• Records

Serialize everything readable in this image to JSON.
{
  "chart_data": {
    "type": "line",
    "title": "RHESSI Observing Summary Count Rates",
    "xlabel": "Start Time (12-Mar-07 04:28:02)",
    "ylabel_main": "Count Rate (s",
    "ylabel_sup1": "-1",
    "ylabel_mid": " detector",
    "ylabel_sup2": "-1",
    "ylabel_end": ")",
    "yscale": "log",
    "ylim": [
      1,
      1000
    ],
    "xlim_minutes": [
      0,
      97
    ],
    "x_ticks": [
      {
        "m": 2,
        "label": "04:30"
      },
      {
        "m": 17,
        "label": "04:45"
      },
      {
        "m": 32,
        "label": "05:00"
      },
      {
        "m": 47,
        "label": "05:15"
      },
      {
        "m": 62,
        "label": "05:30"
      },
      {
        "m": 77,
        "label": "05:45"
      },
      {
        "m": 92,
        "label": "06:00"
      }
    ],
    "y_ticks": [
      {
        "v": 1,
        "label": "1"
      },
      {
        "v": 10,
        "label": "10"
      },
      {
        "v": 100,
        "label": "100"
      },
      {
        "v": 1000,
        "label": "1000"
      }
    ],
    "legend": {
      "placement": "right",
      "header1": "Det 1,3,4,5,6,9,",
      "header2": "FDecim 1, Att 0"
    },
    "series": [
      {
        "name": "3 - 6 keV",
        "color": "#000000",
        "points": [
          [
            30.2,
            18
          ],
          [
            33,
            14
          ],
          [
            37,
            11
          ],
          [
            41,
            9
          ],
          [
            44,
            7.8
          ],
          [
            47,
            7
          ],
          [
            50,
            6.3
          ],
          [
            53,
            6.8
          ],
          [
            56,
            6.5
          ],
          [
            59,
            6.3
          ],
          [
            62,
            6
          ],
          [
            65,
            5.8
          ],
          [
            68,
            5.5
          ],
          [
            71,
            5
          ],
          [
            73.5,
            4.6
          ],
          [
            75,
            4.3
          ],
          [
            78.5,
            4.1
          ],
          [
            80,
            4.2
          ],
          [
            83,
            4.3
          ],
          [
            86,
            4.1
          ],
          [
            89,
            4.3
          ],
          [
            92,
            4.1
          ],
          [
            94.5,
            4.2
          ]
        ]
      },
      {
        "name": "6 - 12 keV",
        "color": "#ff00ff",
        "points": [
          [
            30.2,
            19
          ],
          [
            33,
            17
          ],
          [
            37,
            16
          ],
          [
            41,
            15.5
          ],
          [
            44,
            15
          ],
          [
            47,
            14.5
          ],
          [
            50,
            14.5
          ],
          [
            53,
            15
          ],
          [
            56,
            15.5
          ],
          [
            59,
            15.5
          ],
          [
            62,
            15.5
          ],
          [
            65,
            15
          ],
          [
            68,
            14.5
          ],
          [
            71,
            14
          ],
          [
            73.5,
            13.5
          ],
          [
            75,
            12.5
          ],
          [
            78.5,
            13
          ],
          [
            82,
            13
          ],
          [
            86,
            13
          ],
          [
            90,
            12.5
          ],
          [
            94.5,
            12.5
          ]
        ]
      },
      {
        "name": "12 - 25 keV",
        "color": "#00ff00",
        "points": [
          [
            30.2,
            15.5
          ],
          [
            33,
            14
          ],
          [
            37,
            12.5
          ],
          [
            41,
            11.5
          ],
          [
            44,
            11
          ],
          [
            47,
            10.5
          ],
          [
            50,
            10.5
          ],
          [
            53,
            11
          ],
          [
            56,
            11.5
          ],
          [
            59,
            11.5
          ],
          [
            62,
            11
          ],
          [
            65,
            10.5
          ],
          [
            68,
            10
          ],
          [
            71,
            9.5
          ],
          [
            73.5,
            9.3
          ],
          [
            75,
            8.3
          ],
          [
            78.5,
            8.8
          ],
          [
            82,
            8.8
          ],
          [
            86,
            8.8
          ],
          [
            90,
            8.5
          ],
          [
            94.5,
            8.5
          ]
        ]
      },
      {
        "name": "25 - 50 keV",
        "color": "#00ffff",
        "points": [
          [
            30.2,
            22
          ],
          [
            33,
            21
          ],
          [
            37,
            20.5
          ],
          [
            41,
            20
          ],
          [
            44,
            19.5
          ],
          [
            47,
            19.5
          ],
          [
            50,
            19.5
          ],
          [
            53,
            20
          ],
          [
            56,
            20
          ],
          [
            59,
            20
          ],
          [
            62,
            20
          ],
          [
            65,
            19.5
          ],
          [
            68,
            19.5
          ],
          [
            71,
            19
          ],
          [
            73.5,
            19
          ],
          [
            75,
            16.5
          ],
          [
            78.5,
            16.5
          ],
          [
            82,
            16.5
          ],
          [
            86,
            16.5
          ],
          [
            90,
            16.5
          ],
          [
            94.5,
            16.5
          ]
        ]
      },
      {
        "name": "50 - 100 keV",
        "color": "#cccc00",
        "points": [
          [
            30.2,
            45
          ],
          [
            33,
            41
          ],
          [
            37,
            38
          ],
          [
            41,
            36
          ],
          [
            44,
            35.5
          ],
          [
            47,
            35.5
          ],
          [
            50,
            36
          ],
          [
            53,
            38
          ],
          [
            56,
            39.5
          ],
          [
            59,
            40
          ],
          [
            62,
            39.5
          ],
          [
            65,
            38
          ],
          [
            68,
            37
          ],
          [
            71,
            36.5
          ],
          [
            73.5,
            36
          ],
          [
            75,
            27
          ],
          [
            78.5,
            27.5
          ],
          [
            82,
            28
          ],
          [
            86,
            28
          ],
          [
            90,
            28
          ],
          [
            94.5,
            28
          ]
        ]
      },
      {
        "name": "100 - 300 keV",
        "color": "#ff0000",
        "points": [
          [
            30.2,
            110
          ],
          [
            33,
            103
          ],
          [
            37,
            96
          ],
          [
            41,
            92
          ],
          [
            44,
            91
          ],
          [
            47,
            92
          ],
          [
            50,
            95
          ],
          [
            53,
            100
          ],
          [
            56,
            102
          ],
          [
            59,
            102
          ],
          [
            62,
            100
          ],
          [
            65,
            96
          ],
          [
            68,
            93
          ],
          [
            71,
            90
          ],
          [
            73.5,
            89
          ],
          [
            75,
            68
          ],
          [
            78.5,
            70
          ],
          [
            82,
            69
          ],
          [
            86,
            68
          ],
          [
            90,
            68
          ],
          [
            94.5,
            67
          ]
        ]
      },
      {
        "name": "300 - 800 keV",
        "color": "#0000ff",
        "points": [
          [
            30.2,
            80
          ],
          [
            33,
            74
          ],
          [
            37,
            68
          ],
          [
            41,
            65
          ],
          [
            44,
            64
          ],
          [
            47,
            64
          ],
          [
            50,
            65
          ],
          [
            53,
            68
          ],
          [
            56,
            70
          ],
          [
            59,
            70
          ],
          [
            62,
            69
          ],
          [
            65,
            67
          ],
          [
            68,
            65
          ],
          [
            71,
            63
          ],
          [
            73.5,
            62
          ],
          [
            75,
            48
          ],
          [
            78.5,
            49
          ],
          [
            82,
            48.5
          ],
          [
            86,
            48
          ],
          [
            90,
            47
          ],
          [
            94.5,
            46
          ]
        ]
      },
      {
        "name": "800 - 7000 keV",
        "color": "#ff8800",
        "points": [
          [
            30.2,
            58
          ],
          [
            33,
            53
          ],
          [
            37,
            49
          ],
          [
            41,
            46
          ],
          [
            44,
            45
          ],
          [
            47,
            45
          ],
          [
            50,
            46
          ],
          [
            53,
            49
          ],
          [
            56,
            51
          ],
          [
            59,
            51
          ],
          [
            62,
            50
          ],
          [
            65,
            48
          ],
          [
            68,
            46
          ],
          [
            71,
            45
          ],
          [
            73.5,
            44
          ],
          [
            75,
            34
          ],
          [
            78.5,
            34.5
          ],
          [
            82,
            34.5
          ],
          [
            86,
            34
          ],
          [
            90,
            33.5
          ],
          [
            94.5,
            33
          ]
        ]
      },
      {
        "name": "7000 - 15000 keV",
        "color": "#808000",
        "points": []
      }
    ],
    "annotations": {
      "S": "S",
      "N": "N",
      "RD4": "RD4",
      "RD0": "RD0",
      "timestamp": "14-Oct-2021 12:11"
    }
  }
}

• WHAT IS ASKED
Return every line of the preceding records in which the word "Count" appears.

• WORKED SOLUTION
    "title": "RHESSI Observing Summary Count Rates",
    "ylabel_main": "Count Rate (s",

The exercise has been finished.